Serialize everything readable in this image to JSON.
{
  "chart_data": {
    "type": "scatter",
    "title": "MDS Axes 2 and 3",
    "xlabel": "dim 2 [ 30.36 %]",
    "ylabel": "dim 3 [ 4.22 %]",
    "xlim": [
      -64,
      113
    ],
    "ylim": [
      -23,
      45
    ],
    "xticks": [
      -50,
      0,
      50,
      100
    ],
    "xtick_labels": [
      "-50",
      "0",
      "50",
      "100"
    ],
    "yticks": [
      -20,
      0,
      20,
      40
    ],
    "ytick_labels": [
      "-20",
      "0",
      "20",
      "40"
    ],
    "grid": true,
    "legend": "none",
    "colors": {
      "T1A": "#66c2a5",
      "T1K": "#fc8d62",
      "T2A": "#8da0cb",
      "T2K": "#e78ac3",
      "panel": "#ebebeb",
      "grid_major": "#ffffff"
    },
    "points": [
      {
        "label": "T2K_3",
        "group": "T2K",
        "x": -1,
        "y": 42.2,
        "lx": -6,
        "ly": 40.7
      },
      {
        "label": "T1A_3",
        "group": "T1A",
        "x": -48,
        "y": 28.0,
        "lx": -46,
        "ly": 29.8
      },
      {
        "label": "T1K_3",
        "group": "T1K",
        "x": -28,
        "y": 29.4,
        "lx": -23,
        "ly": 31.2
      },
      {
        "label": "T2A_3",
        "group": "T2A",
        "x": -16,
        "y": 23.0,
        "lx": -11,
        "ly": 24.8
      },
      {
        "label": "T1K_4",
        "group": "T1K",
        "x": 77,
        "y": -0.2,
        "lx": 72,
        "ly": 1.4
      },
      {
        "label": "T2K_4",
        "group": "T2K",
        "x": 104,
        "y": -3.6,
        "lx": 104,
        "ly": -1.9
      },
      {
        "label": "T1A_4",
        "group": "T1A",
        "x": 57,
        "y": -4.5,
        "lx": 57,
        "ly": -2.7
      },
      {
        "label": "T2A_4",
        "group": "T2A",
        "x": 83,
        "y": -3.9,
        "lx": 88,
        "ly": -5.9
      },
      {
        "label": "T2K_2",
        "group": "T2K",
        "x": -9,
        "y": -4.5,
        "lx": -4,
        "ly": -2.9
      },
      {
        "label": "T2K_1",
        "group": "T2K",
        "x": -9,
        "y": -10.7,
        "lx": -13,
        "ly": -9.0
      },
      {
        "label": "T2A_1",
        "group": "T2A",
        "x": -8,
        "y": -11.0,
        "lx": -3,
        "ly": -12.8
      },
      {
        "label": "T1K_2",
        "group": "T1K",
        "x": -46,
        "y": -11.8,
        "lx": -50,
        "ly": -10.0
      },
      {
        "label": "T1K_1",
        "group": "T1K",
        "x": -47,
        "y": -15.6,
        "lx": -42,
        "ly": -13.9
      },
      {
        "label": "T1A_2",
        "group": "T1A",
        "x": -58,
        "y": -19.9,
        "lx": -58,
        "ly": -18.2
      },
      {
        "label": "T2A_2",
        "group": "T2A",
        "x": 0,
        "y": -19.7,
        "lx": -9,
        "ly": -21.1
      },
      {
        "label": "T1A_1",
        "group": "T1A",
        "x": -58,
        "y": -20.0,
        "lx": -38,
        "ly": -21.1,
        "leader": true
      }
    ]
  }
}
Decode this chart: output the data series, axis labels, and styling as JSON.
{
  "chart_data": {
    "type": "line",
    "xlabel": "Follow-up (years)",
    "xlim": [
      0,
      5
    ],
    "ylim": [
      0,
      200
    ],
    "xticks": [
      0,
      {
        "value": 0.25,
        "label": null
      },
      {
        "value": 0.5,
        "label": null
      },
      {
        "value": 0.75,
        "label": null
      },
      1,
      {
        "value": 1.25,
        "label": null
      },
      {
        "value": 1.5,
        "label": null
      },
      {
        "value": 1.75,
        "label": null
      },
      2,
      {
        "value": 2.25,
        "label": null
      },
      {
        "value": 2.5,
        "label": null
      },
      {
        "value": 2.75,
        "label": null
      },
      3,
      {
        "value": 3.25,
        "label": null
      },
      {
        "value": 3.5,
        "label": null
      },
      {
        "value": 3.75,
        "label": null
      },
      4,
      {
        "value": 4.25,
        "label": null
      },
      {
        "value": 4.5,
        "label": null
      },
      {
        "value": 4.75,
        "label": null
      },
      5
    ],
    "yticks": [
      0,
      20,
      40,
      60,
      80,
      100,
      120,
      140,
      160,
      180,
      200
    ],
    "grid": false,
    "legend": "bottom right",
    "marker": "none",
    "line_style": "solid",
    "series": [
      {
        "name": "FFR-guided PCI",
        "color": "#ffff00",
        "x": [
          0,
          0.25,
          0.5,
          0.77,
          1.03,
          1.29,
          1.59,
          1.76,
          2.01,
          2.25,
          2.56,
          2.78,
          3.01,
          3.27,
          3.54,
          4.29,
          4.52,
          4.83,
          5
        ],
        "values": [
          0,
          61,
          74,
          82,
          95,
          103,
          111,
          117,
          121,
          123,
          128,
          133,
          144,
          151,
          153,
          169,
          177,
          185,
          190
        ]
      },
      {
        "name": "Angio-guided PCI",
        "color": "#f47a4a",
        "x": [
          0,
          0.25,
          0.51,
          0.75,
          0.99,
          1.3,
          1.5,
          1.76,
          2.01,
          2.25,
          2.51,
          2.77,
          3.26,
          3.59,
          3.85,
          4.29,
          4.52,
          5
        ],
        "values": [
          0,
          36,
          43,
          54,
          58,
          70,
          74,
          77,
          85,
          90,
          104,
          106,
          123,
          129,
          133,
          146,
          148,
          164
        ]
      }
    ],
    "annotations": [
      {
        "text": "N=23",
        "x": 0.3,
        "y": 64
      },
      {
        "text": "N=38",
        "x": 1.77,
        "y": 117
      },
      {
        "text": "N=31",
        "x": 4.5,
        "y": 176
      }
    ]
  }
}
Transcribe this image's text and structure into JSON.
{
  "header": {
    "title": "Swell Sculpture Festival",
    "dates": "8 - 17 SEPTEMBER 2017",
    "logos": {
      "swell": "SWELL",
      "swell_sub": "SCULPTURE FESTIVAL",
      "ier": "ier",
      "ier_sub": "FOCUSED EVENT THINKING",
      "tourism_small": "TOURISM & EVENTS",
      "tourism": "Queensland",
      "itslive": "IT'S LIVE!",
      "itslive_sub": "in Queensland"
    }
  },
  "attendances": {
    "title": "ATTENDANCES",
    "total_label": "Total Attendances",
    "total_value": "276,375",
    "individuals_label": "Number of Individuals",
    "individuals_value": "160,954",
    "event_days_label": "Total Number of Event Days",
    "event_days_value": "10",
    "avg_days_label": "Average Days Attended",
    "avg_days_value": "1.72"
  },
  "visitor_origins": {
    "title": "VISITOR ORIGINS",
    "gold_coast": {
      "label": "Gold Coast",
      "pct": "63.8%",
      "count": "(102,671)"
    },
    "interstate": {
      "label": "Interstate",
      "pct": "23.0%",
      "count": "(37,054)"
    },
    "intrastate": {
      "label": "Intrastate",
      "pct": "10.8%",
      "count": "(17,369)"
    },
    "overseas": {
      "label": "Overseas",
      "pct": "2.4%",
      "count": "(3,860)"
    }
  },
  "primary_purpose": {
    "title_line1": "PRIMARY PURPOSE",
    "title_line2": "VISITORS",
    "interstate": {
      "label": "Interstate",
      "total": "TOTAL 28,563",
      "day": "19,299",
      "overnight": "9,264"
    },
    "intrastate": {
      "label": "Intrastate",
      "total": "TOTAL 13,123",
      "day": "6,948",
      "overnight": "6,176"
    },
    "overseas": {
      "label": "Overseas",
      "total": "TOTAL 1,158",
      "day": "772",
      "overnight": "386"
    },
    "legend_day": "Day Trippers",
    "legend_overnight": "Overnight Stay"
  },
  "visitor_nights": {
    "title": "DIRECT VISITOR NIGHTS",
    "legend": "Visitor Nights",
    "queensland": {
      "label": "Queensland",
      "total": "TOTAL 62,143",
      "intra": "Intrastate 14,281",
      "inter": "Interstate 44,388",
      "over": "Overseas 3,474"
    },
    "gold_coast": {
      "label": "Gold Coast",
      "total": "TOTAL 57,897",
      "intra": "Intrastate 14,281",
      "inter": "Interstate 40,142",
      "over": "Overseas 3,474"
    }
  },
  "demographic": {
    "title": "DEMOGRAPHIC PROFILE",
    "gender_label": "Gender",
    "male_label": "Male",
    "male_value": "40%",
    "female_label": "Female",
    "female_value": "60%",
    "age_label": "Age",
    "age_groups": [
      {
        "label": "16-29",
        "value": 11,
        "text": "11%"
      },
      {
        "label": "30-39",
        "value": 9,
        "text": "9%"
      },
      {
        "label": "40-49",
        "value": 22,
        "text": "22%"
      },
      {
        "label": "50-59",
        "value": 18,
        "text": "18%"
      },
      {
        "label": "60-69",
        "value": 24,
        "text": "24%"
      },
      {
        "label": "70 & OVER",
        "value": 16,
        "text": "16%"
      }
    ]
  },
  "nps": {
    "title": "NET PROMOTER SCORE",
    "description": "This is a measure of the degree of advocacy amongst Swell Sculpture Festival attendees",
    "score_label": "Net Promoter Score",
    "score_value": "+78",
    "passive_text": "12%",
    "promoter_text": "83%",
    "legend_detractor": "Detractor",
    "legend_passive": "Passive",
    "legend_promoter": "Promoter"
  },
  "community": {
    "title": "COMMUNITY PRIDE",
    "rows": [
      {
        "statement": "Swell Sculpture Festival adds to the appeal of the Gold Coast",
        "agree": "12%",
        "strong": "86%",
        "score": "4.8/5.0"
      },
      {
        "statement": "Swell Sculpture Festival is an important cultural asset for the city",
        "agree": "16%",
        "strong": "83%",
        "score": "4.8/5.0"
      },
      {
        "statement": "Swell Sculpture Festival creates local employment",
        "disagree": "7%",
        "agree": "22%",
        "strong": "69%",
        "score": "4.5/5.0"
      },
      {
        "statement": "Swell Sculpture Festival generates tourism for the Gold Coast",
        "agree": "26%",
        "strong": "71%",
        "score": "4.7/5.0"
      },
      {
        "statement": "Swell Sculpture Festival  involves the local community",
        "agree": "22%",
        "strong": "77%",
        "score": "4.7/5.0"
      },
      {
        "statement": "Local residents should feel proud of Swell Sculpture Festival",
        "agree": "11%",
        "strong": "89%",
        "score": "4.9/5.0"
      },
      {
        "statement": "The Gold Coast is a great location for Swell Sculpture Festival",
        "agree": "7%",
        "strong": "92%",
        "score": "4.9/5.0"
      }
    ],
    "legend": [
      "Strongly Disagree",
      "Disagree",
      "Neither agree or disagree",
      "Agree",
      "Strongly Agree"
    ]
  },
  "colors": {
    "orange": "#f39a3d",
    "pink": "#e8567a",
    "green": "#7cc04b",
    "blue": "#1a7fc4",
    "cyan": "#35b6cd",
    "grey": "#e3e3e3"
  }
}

> _STATED EXERCISE_: Track down every line with the word "Number" and copy it.

> _EXERCISE ANSWER_:
    "individuals_label": "Number of Individuals",
    "event_days_label": "Total Number of Event Days",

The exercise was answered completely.